*Problem statement:* Pull each line containing "screenshot" out of the data and copy it.

*Entries:*
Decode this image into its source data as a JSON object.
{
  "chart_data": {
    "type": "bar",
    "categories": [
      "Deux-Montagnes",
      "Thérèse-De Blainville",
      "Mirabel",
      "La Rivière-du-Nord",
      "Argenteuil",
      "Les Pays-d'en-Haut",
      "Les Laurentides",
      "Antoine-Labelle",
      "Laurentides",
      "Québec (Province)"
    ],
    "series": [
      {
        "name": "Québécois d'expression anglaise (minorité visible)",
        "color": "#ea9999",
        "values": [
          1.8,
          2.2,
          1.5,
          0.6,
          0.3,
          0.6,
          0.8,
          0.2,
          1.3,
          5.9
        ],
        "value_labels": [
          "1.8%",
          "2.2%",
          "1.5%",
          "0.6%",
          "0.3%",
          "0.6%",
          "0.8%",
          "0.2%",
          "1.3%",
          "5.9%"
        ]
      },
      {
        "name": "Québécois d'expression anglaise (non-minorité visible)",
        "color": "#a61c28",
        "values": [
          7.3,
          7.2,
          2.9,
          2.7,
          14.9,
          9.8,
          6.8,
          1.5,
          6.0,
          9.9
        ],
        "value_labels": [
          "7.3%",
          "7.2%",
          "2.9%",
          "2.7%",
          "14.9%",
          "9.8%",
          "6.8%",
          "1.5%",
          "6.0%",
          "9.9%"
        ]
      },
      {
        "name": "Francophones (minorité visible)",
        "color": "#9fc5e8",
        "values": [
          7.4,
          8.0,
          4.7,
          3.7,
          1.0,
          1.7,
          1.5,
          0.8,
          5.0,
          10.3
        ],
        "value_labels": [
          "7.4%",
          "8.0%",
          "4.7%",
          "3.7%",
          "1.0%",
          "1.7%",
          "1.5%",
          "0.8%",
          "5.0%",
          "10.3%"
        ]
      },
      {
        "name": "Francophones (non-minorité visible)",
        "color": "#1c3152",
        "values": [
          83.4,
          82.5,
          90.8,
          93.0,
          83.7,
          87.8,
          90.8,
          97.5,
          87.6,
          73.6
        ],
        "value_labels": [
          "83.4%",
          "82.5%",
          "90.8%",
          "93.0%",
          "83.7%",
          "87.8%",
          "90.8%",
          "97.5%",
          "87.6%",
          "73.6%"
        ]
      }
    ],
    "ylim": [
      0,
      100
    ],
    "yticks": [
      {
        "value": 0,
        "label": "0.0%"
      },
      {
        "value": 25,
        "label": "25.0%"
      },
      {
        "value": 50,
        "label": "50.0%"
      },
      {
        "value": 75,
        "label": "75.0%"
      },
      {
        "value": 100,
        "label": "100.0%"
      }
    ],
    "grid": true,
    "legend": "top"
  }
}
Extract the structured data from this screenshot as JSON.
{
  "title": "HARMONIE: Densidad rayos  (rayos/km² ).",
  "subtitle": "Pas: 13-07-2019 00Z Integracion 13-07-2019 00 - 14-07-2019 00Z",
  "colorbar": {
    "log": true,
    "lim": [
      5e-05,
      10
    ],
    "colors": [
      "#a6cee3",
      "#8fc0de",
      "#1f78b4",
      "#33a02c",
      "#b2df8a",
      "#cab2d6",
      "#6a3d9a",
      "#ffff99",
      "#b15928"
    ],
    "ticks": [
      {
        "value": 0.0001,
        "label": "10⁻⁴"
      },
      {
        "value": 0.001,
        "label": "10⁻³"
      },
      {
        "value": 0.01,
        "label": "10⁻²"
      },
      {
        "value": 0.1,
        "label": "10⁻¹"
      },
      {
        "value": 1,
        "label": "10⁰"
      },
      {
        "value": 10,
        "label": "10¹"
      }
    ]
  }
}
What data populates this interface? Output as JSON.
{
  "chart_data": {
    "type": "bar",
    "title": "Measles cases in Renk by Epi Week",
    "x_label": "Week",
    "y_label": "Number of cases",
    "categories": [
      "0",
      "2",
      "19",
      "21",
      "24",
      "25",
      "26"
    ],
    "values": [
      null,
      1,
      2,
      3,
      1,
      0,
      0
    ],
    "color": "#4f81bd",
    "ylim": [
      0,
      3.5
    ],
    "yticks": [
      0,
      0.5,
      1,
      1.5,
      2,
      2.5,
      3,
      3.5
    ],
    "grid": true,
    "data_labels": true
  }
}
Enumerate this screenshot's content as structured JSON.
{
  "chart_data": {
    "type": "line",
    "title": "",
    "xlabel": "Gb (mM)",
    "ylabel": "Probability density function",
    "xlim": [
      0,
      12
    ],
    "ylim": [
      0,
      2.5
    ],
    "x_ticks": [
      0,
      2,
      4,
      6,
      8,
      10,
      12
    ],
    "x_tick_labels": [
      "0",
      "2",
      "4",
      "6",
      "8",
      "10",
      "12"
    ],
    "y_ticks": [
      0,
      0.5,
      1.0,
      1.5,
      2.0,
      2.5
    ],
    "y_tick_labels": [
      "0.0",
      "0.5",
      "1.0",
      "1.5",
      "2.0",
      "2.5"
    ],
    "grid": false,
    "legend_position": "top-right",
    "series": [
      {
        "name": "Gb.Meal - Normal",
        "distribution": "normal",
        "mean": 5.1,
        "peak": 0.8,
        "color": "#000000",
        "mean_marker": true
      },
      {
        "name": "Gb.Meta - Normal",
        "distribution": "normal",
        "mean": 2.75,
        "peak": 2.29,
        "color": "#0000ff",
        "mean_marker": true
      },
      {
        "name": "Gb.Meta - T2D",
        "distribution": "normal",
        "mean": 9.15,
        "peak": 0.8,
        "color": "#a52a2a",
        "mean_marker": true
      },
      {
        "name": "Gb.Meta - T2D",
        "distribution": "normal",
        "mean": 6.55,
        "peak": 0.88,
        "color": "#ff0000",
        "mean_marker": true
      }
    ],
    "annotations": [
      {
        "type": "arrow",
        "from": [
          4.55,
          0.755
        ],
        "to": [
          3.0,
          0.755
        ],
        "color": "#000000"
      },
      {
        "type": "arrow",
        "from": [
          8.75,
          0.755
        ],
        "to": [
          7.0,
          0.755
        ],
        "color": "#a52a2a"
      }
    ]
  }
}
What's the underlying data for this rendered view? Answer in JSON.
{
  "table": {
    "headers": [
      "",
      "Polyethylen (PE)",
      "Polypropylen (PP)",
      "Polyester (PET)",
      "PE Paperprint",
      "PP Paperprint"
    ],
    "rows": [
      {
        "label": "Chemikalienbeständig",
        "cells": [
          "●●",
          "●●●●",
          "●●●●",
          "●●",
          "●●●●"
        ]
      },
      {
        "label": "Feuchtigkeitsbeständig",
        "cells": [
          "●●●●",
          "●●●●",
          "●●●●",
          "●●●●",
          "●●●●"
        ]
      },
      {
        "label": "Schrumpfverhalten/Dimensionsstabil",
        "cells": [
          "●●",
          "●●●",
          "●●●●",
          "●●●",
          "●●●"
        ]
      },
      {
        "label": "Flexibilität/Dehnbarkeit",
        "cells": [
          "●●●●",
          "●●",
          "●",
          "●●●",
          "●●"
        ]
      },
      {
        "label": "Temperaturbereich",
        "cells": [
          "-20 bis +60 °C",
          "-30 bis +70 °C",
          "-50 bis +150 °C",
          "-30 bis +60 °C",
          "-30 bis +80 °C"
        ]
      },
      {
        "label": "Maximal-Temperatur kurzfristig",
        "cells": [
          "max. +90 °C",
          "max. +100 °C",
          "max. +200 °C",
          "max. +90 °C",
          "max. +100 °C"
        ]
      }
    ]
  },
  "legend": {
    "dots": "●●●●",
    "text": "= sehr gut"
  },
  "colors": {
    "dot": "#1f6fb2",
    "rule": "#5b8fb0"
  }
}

*Response to this task:*
Extract the structured data from this screenshot as JSON.
Enumerate this screenshot's content as structured JSON.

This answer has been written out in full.